■ Exercise details ■
Check every line below for the word "Технические" and show those that hold it.

[Excerpt from a dataset]
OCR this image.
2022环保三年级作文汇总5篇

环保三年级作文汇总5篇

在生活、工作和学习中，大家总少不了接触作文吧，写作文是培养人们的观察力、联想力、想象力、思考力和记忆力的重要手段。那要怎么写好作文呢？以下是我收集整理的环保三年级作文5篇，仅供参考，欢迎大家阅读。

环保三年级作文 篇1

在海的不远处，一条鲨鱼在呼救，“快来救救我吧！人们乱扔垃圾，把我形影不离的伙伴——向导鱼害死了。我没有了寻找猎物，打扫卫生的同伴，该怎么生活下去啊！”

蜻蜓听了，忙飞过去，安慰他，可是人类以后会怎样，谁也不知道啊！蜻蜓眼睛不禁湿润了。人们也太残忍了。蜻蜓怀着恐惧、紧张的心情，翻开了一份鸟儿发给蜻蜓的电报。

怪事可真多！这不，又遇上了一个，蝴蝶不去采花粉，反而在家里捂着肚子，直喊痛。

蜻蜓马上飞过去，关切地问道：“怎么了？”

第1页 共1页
==
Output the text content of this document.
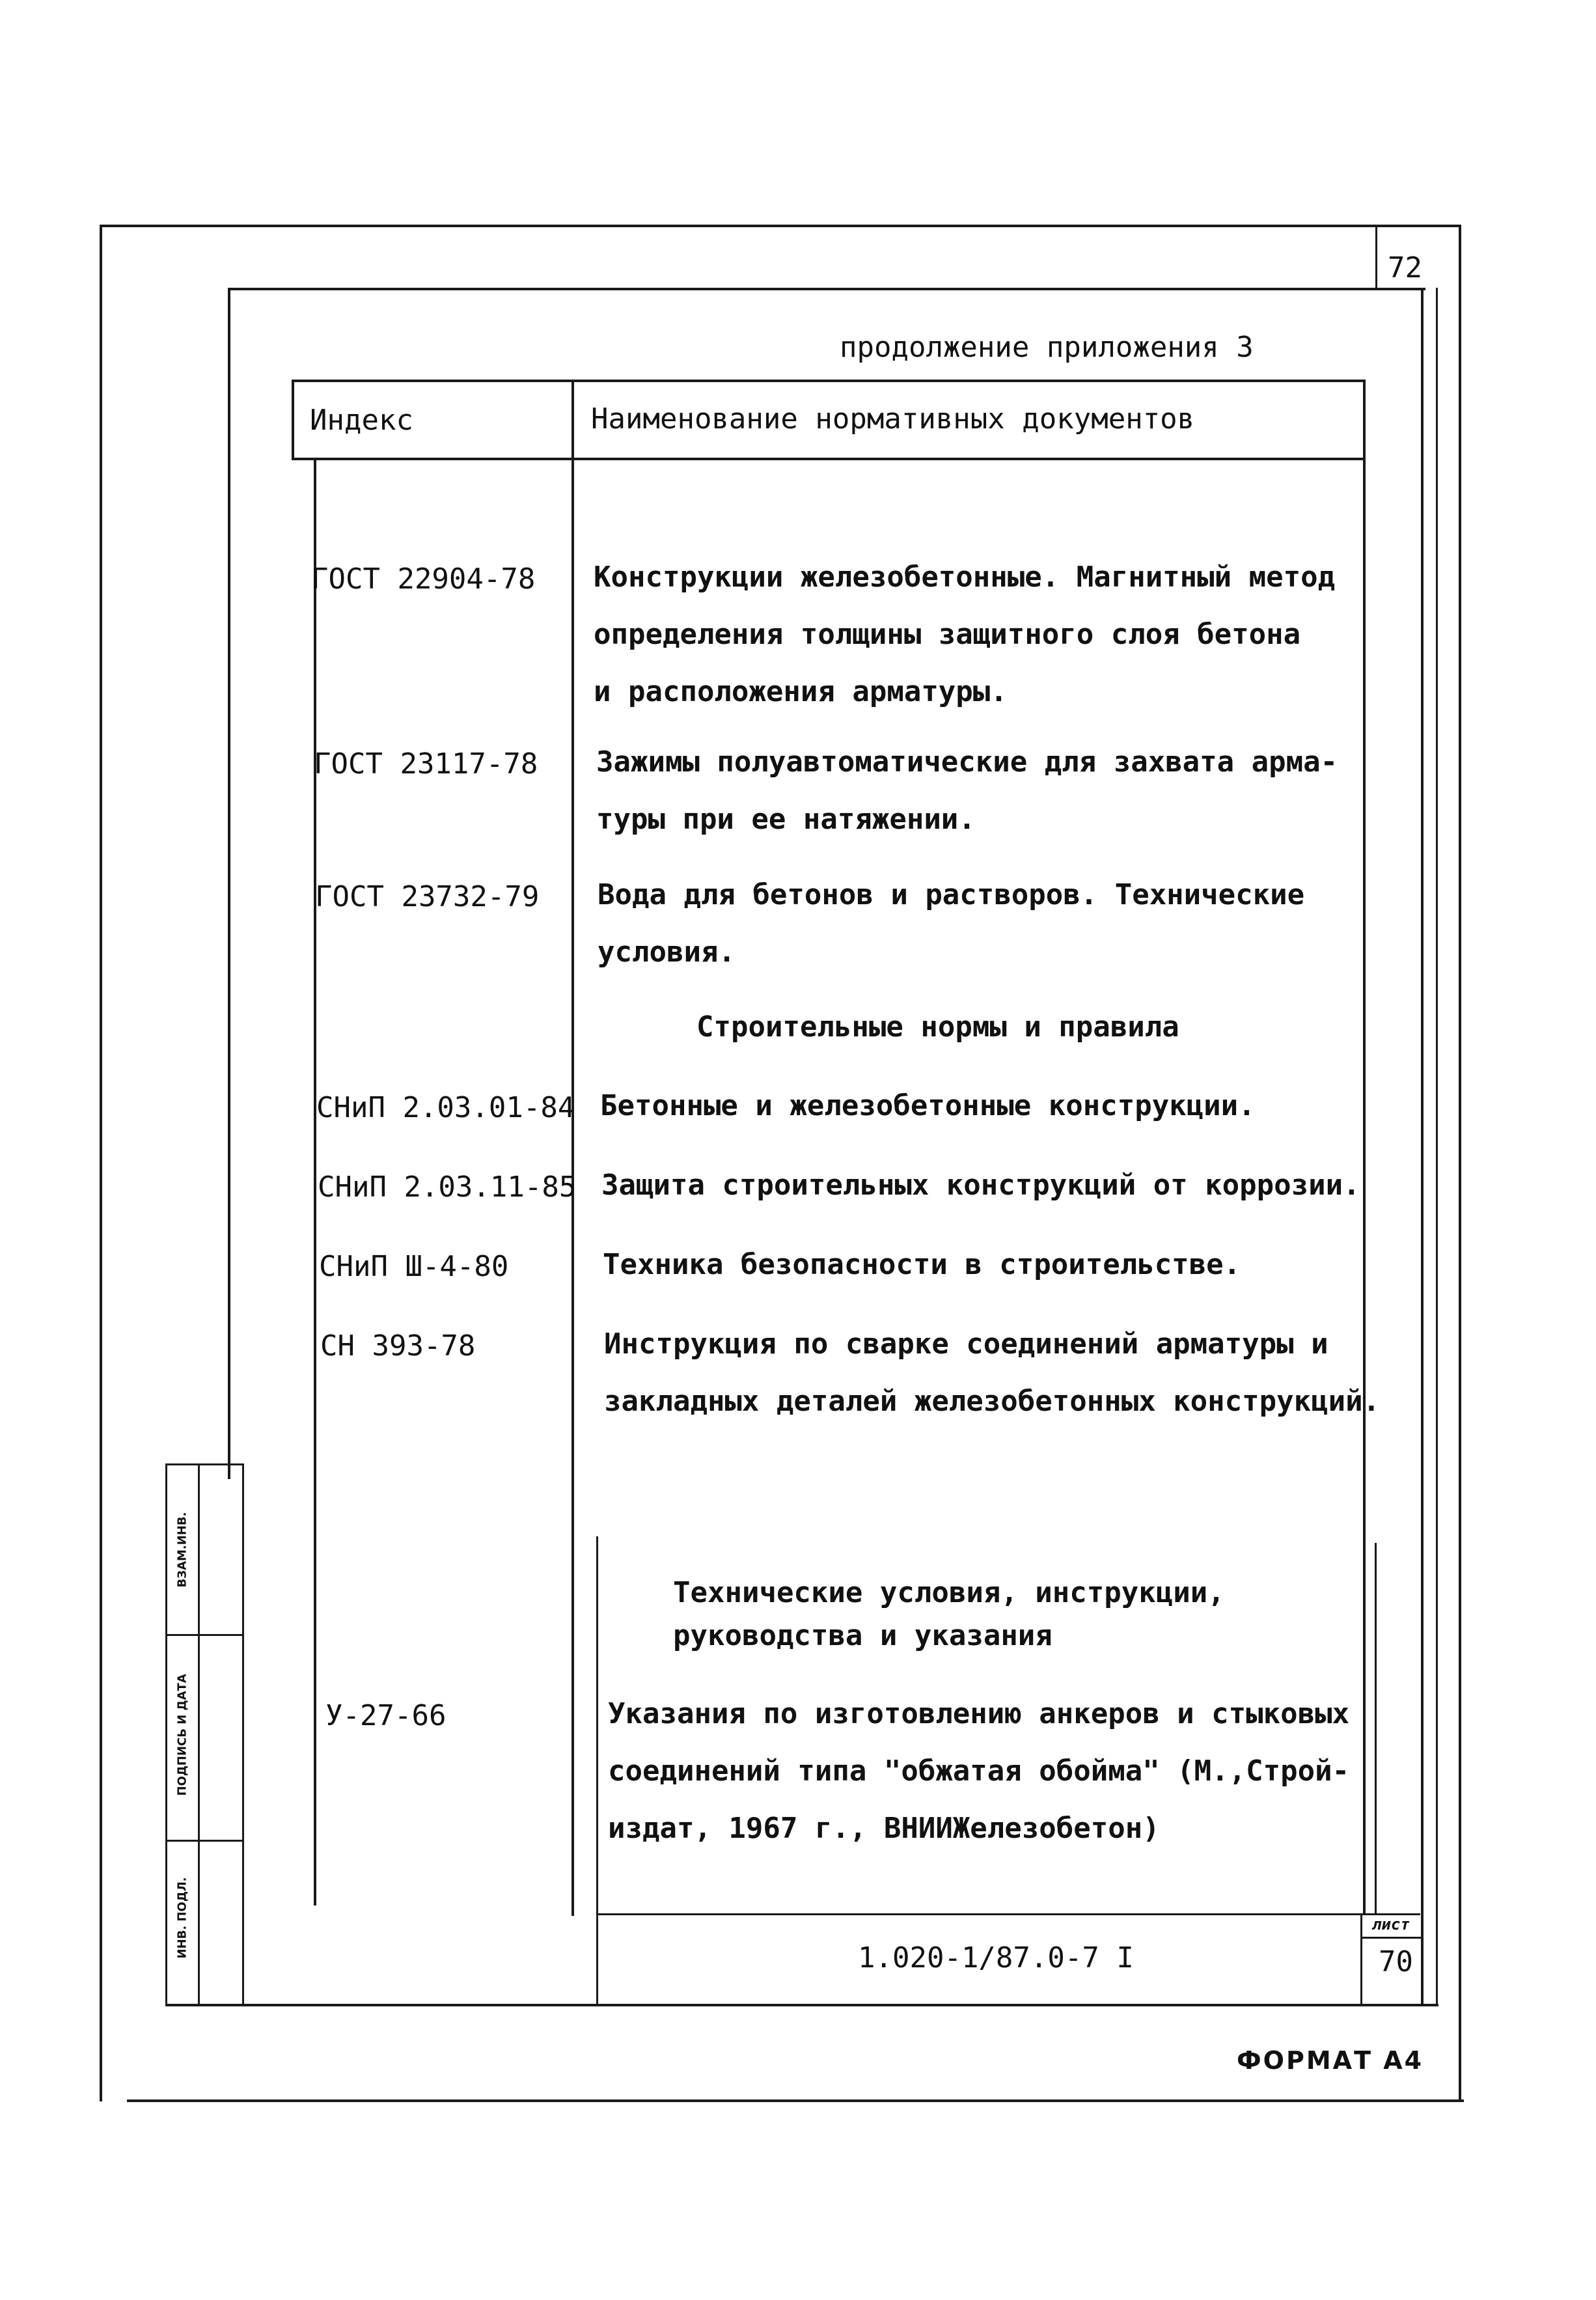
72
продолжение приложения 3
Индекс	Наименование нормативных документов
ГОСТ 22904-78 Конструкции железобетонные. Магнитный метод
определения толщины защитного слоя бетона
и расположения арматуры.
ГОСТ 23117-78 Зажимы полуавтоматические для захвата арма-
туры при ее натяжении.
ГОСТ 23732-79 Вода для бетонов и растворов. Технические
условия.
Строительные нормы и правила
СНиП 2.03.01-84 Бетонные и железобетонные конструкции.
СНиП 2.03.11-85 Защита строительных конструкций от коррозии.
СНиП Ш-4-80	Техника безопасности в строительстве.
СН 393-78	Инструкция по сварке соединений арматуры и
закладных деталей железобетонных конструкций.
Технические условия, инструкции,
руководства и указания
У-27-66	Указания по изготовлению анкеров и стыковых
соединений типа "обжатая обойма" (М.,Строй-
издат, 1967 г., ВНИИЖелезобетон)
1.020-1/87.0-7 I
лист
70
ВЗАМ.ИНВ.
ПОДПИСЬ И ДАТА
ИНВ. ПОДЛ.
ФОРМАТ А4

■ Finished exercise ■
ГОСТ 23732-79 Вода для бетонов и растворов. Технические
Технические условия, инструкции,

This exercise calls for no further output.